(Data tied to figure images)

::::

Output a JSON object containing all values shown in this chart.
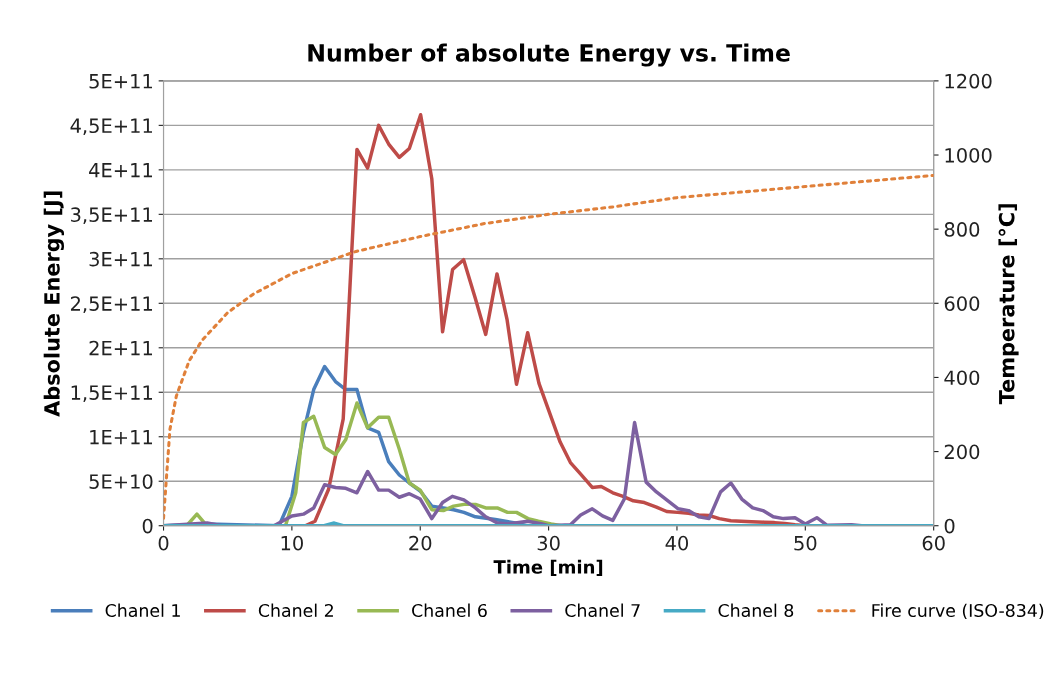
{
  "chart_data": {
    "type": "line",
    "title": "Number of absolute Energy vs. Time",
    "xlabel": "Time [min]",
    "ylabel": "Absolute Energy [J]",
    "y2label": "Temperature [°C]",
    "xlim": [
      0,
      60
    ],
    "xticks": [
      0,
      10,
      20,
      30,
      40,
      50,
      60
    ],
    "ylim": [
      0,
      500000000000.0
    ],
    "yticks": [
      {
        "value": 0,
        "label": "0"
      },
      {
        "value": 50000000000.0,
        "label": "5E+10"
      },
      {
        "value": 100000000000.0,
        "label": "1E+11"
      },
      {
        "value": 150000000000.0,
        "label": "1,5E+11"
      },
      {
        "value": 200000000000.0,
        "label": "2E+11"
      },
      {
        "value": 250000000000.0,
        "label": "2,5E+11"
      },
      {
        "value": 300000000000.0,
        "label": "3E+11"
      },
      {
        "value": 350000000000.0,
        "label": "3,5E+11"
      },
      {
        "value": 400000000000.0,
        "label": "4E+11"
      },
      {
        "value": 450000000000.0,
        "label": "4,5E+11"
      },
      {
        "value": 500000000000.0,
        "label": "5E+11"
      }
    ],
    "y2lim": [
      0,
      1200
    ],
    "y2ticks": [
      0,
      200,
      400,
      600,
      800,
      1000,
      1200
    ],
    "grid": "y",
    "legend": "bottom",
    "marker": "none",
    "line_style": "solid",
    "series": [
      {
        "name": "Chanel 1",
        "color": "#4a7ebb",
        "x": [
          0,
          3.5,
          9.0,
          10.0,
          10.9,
          11.7,
          12.55,
          13.4,
          14.2,
          15.07,
          15.9,
          16.76,
          17.54,
          18.37,
          19.15,
          20.0,
          20.9,
          21.8,
          22.6,
          23.4,
          24.3,
          25.85,
          27.4,
          28.3,
          29.5,
          60
        ],
        "values": [
          0,
          2000000000.0,
          0,
          33000000000.0,
          105000000000.0,
          153000000000.0,
          179000000000.0,
          162000000000.0,
          153000000000.0,
          153000000000.0,
          110000000000.0,
          105000000000.0,
          72000000000.0,
          57000000000.0,
          48000000000.0,
          39000000000.0,
          22000000000.0,
          20000000000.0,
          18000000000.0,
          15000000000.0,
          10000000000.0,
          7000000000.0,
          3000000000.0,
          0,
          0,
          0
        ]
      },
      {
        "name": "Chanel 2",
        "color": "#be4b48",
        "x": [
          0,
          11.04,
          11.8,
          12.86,
          14.0,
          15.07,
          15.9,
          16.76,
          17.54,
          18.37,
          19.15,
          20.03,
          20.9,
          21.74,
          22.52,
          23.38,
          24.3,
          25.1,
          25.98,
          26.76,
          27.5,
          28.37,
          29.25,
          30.9,
          31.7,
          32.5,
          33.4,
          34.1,
          35.0,
          35.8,
          36.6,
          37.46,
          38.4,
          39.2,
          40.05,
          40.9,
          41.7,
          42.5,
          43.3,
          44.2,
          45.0,
          45.8,
          46.8,
          47.6,
          48.4,
          49.2,
          50,
          60
        ],
        "values": [
          0,
          0,
          5000000000.0,
          41000000000.0,
          120000000000.0,
          423000000000.0,
          402000000000.0,
          450000000000.0,
          429000000000.0,
          414000000000.0,
          424000000000.0,
          462000000000.0,
          390000000000.0,
          218000000000.0,
          288000000000.0,
          299000000000.0,
          255000000000.0,
          215000000000.0,
          283000000000.0,
          232000000000.0,
          159000000000.0,
          217000000000.0,
          160000000000.0,
          94000000000.0,
          71000000000.0,
          58000000000.0,
          43000000000.0,
          44000000000.0,
          37000000000.0,
          33000000000.0,
          28000000000.0,
          26000000000.0,
          21000000000.0,
          16000000000.0,
          15000000000.0,
          14000000000.0,
          12000000000.0,
          11500000000.0,
          8000000000.0,
          5600000000.0,
          5000000000.0,
          4500000000.0,
          4000000000.0,
          3500000000.0,
          2500000000.0,
          1000000000.0,
          0,
          0
        ]
      },
      {
        "name": "Chanel 6",
        "color": "#98b954",
        "x": [
          0,
          1.8,
          2.6,
          3.25,
          4.0,
          9.5,
          10.3,
          10.9,
          11.7,
          12.55,
          13.4,
          14.2,
          15.07,
          15.9,
          16.76,
          17.54,
          18.37,
          19.15,
          20.0,
          20.9,
          21.8,
          22.6,
          23.4,
          24.3,
          25.1,
          26.0,
          26.8,
          27.5,
          28.4,
          29.2,
          30.2,
          31.0,
          60
        ],
        "values": [
          0,
          0,
          13000000000.0,
          2000000000.0,
          0,
          0,
          37000000000.0,
          116000000000.0,
          123000000000.0,
          88000000000.0,
          80000000000.0,
          97000000000.0,
          138000000000.0,
          110000000000.0,
          122000000000.0,
          122000000000.0,
          86000000000.0,
          48000000000.0,
          40000000000.0,
          18000000000.0,
          17000000000.0,
          22000000000.0,
          24000000000.0,
          24000000000.0,
          20000000000.0,
          20000000000.0,
          15000000000.0,
          15000000000.0,
          8000000000.0,
          5000000000.0,
          2000000000.0,
          0,
          0
        ]
      },
      {
        "name": "Chanel 7",
        "color": "#7d60a0",
        "x": [
          0,
          3.4,
          4.5,
          8.6,
          10.0,
          10.9,
          11.7,
          12.55,
          13.4,
          14.2,
          15.07,
          15.9,
          16.76,
          17.54,
          18.37,
          19.15,
          20.0,
          20.9,
          21.74,
          22.5,
          23.4,
          24.3,
          25.1,
          26.0,
          26.8,
          28.37,
          29.5,
          30.0,
          31.7,
          32.5,
          33.4,
          34.2,
          35.0,
          35.9,
          36.7,
          37.6,
          38.4,
          39.3,
          40.1,
          40.9,
          41.7,
          42.5,
          43.4,
          44.2,
          45.05,
          45.9,
          46.7,
          47.5,
          48.3,
          49.2,
          50.0,
          50.9,
          51.7,
          53.6,
          54.4,
          60
        ],
        "values": [
          0,
          3000000000.0,
          0,
          0,
          11000000000.0,
          13000000000.0,
          20000000000.0,
          46000000000.0,
          43000000000.0,
          42000000000.0,
          37000000000.0,
          61000000000.0,
          40000000000.0,
          40000000000.0,
          32000000000.0,
          36000000000.0,
          30000000000.0,
          8000000000.0,
          26000000000.0,
          33000000000.0,
          29000000000.0,
          20000000000.0,
          10000000000.0,
          3000000000.0,
          2000000000.0,
          5000000000.0,
          2000000000.0,
          0,
          1000000000.0,
          12000000000.0,
          19000000000.0,
          11000000000.0,
          6000000000.0,
          30000000000.0,
          116000000000.0,
          49000000000.0,
          38000000000.0,
          28000000000.0,
          19000000000.0,
          17000000000.0,
          10000000000.0,
          8000000000.0,
          38000000000.0,
          48000000000.0,
          30000000000.0,
          20000000000.0,
          17000000000.0,
          10000000000.0,
          8000000000.0,
          9000000000.0,
          2000000000.0,
          9000000000.0,
          500000000.0,
          1000000000.0,
          0,
          0
        ]
      },
      {
        "name": "Chanel 8",
        "color": "#46aac5",
        "x": [
          0,
          12.5,
          13.3,
          14.0,
          60
        ],
        "values": [
          0,
          0,
          3000000000.0,
          0,
          0
        ]
      },
      {
        "name": "Fire curve (ISO-834)",
        "color": "#e0803a",
        "axis": "y2",
        "line_style": "dotted",
        "x": [
          0,
          0.5,
          1,
          2,
          3,
          5,
          7,
          10,
          15,
          20,
          25,
          30,
          35,
          40,
          45,
          50,
          55,
          60
        ],
        "values": [
          20,
          260,
          350,
          445,
          500,
          575,
          625,
          680,
          740,
          780,
          815,
          840,
          860,
          885,
          900,
          915,
          930,
          945
        ]
      }
    ]
  }
}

::::

■ **Problem to work on**
Restate the whole listing above exactly, please, omitting every image.

■ **Written response**
Output a JSON object containing all values shown in this chart.
{
  "chart_data": {
    "type": "line",
    "title": "Number of absolute Energy vs. Time",
    "xlabel": "Time [min]",
    "ylabel": "Absolute Energy [J]",
    "y2label": "Temperature [°C]",
    "xlim": [
      0,
      60
    ],
    "xticks": [
      0,
      10,
      20,
      30,
      40,
      50,
      60
    ],
    "ylim": [
      0,
      500000000000.0
    ],
    "yticks": [
      {
        "value": 0,
        "label": "0"
      },
      {
        "value": 50000000000.0,
        "label": "5E+10"
      },
      {
        "value": 100000000000.0,
        "label": "1E+11"
      },
      {
        "value": 150000000000.0,
        "label": "1,5E+11"
      },
      {
        "value": 200000000000.0,
        "label": "2E+11"
      },
      {
        "value": 250000000000.0,
        "label": "2,5E+11"
      },
      {
        "value": 300000000000.0,
        "label": "3E+11"
      },
      {
        "value": 350000000000.0,
        "label": "3,5E+11"
      },
      {
        "value": 400000000000.0,
        "label": "4E+11"
      },
      {
        "value": 450000000000.0,
        "label": "4,5E+11"
      },
      {
        "value": 500000000000.0,
        "label": "5E+11"
      }
    ],
    "y2lim": [
      0,
      1200
    ],
    "y2ticks": [
      0,
      200,
      400,
      600,
      800,
      1000,
      1200
    ],
    "grid": "y",
    "legend": "bottom",
    "marker": "none",
    "line_style": "solid",
    "series": [
      {
        "name": "Chanel 1",
        "color": "#4a7ebb",
        "x": [
          0,
          3.5,
          9.0,
          10.0,
          10.9,
          11.7,
          12.55,
          13.4,
          14.2,
          15.07,
          15.9,
          16.76,
          17.54,
          18.37,
          19.15,
          20.0,
          20.9,
          21.8,
          22.6,
          23.4,
          24.3,
          25.85,
          27.4,
          28.3,
          29.5,
          60
        ],
        "values": [
          0,
          2000000000.0,
          0,
          33000000000.0,
          105000000000.0,
          153000000000.0,
          179000000000.0,
          162000000000.0,
          153000000000.0,
          153000000000.0,
          110000000000.0,
          105000000000.0,
          72000000000.0,
          57000000000.0,
          48000000000.0,
          39000000000.0,
          22000000000.0,
          20000000000.0,
          18000000000.0,
          15000000000.0,
          10000000000.0,
          7000000000.0,
          3000000000.0,
          0,
          0,
          0
        ]
      },
      {
        "name": "Chanel 2",
        "color": "#be4b48",
        "x": [
          0,
          11.04,
          11.8,
          12.86,
          14.0,
          15.07,
          15.9,
          16.76,
          17.54,
          18.37,
          19.15,
          20.03,
          20.9,
          21.74,
          22.52,
          23.38,
          24.3,
          25.1,
          25.98,
          26.76,
          27.5,
          28.37,
          29.25,
          30.9,
          31.7,
          32.5,
          33.4,
          34.1,
          35.0,
          35.8,
          36.6,
          37.46,
          38.4,
          39.2,
          40.05,
          40.9,
          41.7,
          42.5,
          43.3,
          44.2,
          45.0,
          45.8,
          46.8,
          47.6,
          48.4,
          49.2,
          50,
          60
        ],
        "values": [
          0,
          0,
          5000000000.0,
          41000000000.0,
          120000000000.0,
          423000000000.0,
          402000000000.0,
          450000000000.0,
          429000000000.0,
          414000000000.0,
          424000000000.0,
          462000000000.0,
          390000000000.0,
          218000000000.0,
          288000000000.0,
          299000000000.0,
          255000000000.0,
          215000000000.0,
          283000000000.0,
          232000000000.0,
          159000000000.0,
          217000000000.0,
          160000000000.0,
          94000000000.0,
          71000000000.0,
          58000000000.0,
          43000000000.0,
          44000000000.0,
          37000000000.0,
          33000000000.0,
          28000000000.0,
          26000000000.0,
          21000000000.0,
          16000000000.0,
          15000000000.0,
          14000000000.0,
          12000000000.0,
          11500000000.0,
          8000000000.0,
          5600000000.0,
          5000000000.0,
          4500000000.0,
          4000000000.0,
          3500000000.0,
          2500000000.0,
          1000000000.0,
          0,
          0
        ]
      },
      {
        "name": "Chanel 6",
        "color": "#98b954",
        "x": [
          0,
          1.8,
          2.6,
          3.25,
          4.0,
          9.5,
          10.3,
          10.9,
          11.7,
          12.55,
          13.4,
          14.2,
          15.07,
          15.9,
          16.76,
          17.54,
          18.37,
          19.15,
          20.0,
          20.9,
          21.8,
          22.6,
          23.4,
          24.3,
          25.1,
          26.0,
          26.8,
          27.5,
          28.4,
          29.2,
          30.2,
          31.0,
          60
        ],
        "values": [
          0,
          0,
          13000000000.0,
          2000000000.0,
          0,
          0,
          37000000000.0,
          116000000000.0,
          123000000000.0,
          88000000000.0,
          80000000000.0,
          97000000000.0,
          138000000000.0,
          110000000000.0,
          122000000000.0,
          122000000000.0,
          86000000000.0,
          48000000000.0,
          40000000000.0,
          18000000000.0,
          17000000000.0,
          22000000000.0,
          24000000000.0,
          24000000000.0,
          20000000000.0,
          20000000000.0,
          15000000000.0,
          15000000000.0,
          8000000000.0,
          5000000000.0,
          2000000000.0,
          0,
          0
        ]
      },
      {
        "name": "Chanel 7",
        "color": "#7d60a0",
        "x": [
          0,
          3.4,
          4.5,
          8.6,
          10.0,
          10.9,
          11.7,
          12.55,
          13.4,
          14.2,
          15.07,
          15.9,
          16.76,
          17.54,
          18.37,
          19.15,
          20.0,
          20.9,
          21.74,
          22.5,
          23.4,
          24.3,
          25.1,
          26.0,
          26.8,
          28.37,
          29.5,
          30.0,
          31.7,
          32.5,
          33.4,
          34.2,
          35.0,
          35.9,
          36.7,
          37.6,
          38.4,
          39.3,
          40.1,
          40.9,
          41.7,
          42.5,
          43.4,
          44.2,
          45.05,
          45.9,
          46.7,
          47.5,
          48.3,
          49.2,
          50.0,
          50.9,
          51.7,
          53.6,
          54.4,
          60
        ],
        "values": [
          0,
          3000000000.0,
          0,
          0,
          11000000000.0,
          13000000000.0,
          20000000000.0,
          46000000000.0,
          43000000000.0,
          42000000000.0,
          37000000000.0,
          61000000000.0,
          40000000000.0,
          40000000000.0,
          32000000000.0,
          36000000000.0,
          30000000000.0,
          8000000000.0,
          26000000000.0,
          33000000000.0,
          29000000000.0,
          20000000000.0,
          10000000000.0,
          3000000000.0,
          2000000000.0,
          5000000000.0,
          2000000000.0,
          0,
          1000000000.0,
          12000000000.0,
          19000000000.0,
          11000000000.0,
          6000000000.0,
          30000000000.0,
          116000000000.0,
          49000000000.0,
          38000000000.0,
          28000000000.0,
          19000000000.0,
          17000000000.0,
          10000000000.0,
          8000000000.0,
          38000000000.0,
          48000000000.0,
          30000000000.0,
          20000000000.0,
          17000000000.0,
          10000000000.0,
          8000000000.0,
          9000000000.0,
          2000000000.0,
          9000000000.0,
          500000000.0,
          1000000000.0,
          0,
          0
        ]
      },
      {
        "name": "Chanel 8",
        "color": "#46aac5",
        "x": [
          0,
          12.5,
          13.3,
          14.0,
          60
        ],
        "values": [
          0,
          0,
          3000000000.0,
          0,
          0
        ]
      },
      {
        "name": "Fire curve (ISO-834)",
        "color": "#e0803a",
        "axis": "y2",
        "line_style": "dotted",
        "x": [
          0,
          0.5,
          1,
          2,
          3,
          5,
          7,
          10,
          15,
          20,
          25,
          30,
          35,
          40,
          45,
          50,
          55,
          60
        ],
        "values": [
          20,
          260,
          350,
          445,
          500,
          575,
          625,
          680,
          740,
          780,
          815,
          840,
          860,
          885,
          900,
          915,
          930,
          945
        ]
      }
    ]
  }
}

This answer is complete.